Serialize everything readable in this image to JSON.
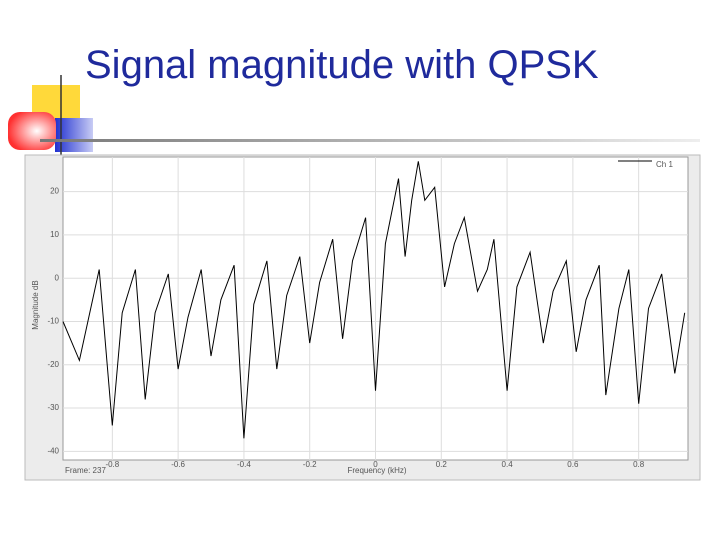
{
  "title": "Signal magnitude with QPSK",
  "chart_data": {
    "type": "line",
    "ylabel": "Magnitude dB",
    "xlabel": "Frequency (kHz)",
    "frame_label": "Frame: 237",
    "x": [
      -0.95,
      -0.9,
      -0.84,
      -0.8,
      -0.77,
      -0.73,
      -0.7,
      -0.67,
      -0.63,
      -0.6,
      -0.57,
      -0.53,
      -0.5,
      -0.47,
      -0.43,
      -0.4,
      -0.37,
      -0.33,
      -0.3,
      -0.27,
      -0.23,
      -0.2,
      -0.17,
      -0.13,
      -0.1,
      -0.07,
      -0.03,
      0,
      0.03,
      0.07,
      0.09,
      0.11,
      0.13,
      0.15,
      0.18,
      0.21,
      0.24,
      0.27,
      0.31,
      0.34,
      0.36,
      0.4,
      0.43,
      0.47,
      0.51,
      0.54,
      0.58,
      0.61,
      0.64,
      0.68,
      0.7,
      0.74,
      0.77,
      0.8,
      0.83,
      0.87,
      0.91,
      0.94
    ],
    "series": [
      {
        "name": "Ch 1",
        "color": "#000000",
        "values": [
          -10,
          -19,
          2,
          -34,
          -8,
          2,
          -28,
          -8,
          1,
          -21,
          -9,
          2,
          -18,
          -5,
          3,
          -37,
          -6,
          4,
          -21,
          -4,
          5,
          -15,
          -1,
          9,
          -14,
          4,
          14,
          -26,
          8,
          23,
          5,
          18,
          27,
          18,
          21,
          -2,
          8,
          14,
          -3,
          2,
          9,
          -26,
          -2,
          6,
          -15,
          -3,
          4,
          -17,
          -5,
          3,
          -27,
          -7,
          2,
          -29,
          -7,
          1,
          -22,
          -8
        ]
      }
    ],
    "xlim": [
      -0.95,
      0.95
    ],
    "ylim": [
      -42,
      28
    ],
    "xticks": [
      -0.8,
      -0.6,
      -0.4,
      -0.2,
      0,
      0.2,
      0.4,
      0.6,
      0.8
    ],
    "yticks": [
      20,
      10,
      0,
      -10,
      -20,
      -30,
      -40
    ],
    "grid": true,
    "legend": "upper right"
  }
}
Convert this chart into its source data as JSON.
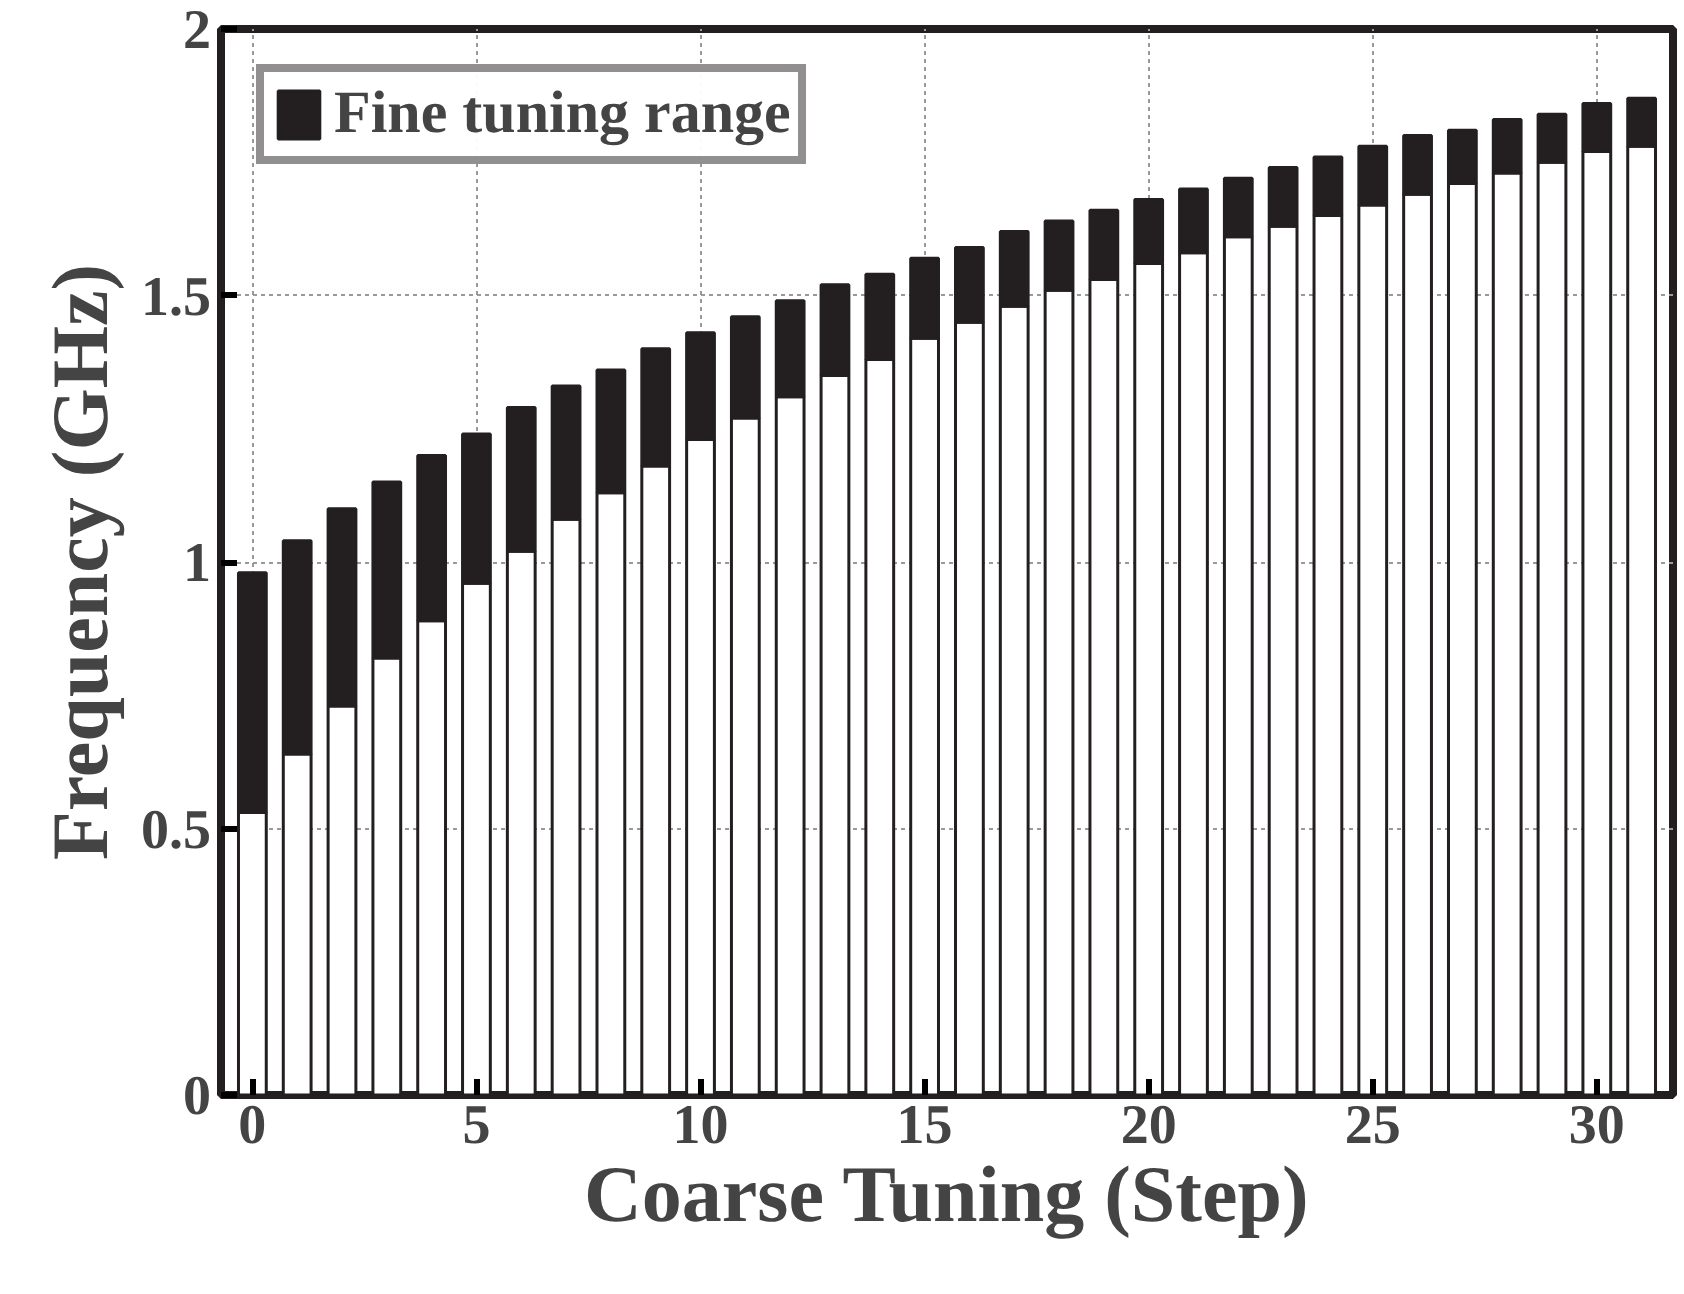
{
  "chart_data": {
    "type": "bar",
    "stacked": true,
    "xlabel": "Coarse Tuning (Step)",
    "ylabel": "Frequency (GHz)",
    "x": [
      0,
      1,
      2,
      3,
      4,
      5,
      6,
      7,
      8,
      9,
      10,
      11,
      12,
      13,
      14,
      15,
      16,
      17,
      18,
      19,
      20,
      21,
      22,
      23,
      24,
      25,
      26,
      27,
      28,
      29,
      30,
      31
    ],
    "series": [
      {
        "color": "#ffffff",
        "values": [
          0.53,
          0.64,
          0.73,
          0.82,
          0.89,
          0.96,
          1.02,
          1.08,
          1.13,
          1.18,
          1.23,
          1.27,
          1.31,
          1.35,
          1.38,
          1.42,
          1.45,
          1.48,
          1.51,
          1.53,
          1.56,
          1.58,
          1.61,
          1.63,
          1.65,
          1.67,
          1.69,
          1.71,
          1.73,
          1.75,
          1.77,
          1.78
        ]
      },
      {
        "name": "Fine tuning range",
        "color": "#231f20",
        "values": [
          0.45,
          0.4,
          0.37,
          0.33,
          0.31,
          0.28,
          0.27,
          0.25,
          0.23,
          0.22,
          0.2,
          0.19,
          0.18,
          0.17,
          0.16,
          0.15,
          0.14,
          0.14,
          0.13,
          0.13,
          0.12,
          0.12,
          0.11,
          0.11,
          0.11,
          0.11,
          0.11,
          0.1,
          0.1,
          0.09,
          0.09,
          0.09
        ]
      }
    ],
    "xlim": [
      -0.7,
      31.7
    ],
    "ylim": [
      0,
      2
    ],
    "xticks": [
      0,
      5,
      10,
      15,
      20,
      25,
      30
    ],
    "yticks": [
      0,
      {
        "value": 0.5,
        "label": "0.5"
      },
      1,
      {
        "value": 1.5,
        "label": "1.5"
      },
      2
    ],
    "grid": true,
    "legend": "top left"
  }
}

┄┄┄┄┄┄┄┄┄┄

Each line that holds the word "JSON" is to be copied.

### Problem solution
Serialize everything readable in this image to JSON.
Convert this chart into its source data as JSON.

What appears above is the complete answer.